**What is asked**
Repeat the full listing, word for word.

**Extracted entries**
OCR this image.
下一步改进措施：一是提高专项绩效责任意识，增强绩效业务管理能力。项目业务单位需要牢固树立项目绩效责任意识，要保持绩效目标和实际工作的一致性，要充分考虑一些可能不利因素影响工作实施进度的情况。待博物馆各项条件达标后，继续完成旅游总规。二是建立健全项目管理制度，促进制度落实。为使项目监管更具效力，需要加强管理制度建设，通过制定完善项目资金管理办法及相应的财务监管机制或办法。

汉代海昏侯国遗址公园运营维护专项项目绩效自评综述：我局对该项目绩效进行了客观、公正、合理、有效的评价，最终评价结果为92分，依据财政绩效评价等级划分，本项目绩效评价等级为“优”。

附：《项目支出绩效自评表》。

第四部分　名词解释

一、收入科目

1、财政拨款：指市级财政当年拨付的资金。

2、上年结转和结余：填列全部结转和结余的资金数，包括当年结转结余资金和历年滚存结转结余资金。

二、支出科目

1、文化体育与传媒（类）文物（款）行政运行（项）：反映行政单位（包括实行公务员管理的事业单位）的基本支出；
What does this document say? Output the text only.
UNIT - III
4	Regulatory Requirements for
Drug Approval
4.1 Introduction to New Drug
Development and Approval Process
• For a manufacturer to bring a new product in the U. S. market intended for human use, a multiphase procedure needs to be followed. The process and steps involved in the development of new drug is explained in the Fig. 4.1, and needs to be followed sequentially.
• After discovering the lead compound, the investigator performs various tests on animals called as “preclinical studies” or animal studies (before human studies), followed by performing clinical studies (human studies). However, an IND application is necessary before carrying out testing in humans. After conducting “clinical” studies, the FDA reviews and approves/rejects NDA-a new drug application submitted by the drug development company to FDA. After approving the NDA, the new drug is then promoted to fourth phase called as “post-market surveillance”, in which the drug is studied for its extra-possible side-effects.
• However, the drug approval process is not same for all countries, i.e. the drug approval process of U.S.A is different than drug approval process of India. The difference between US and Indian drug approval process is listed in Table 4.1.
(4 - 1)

**Final result**
OCR this image.
下一步改进措施：一是提高专项绩效责任意识，增强绩效业务管理能力。项目业务单位需要牢固树立项目绩效责任意识，要保持绩效目标和实际工作的一致性，要充分考虑一些可能不利因素影响工作实施进度的情况。待博物馆各项条件达标后，继续完成旅游总规。二是建立健全项目管理制度，促进制度落实。为使项目监管更具效力，需要加强管理制度建设，通过制定完善项目资金管理办法及相应的财务监管机制或办法。

汉代海昏侯国遗址公园运营维护专项项目绩效自评综述：我局对该项目绩效进行了客观、公正、合理、有效的评价，最终评价结果为92分，依据财政绩效评价等级划分，本项目绩效评价等级为“优”。

附：《项目支出绩效自评表》。

第四部分　名词解释

一、收入科目

1、财政拨款：指市级财政当年拨付的资金。

2、上年结转和结余：填列全部结转和结余的资金数，包括当年结转结余资金和历年滚存结转结余资金。

二、支出科目

1、文化体育与传媒（类）文物（款）行政运行（项）：反映行政单位（包括实行公务员管理的事业单位）的基本支出；
What does this document say? Output the text only.
UNIT - III
4	Regulatory Requirements for
Drug Approval
4.1 Introduction to New Drug
Development and Approval Process
• For a manufacturer to bring a new product in the U. S. market intended for human use, a multiphase procedure needs to be followed. The process and steps involved in the development of new drug is explained in the Fig. 4.1, and needs to be followed sequentially.
• After discovering the lead compound, the investigator performs various tests on animals called as “preclinical studies” or animal studies (before human studies), followed by performing clinical studies (human studies). However, an IND application is necessary before carrying out testing in humans. After conducting “clinical” studies, the FDA reviews and approves/rejects NDA-a new drug application submitted by the drug development company to FDA. After approving the NDA, the new drug is then promoted to fourth phase called as “post-market surveillance”, in which the drug is studied for its extra-possible side-effects.
• However, the drug approval process is not same for all countries, i.e. the drug approval process of U.S.A is different than drug approval process of India. The difference between US and Indian drug approval process is listed in Table 4.1.
(4 - 1)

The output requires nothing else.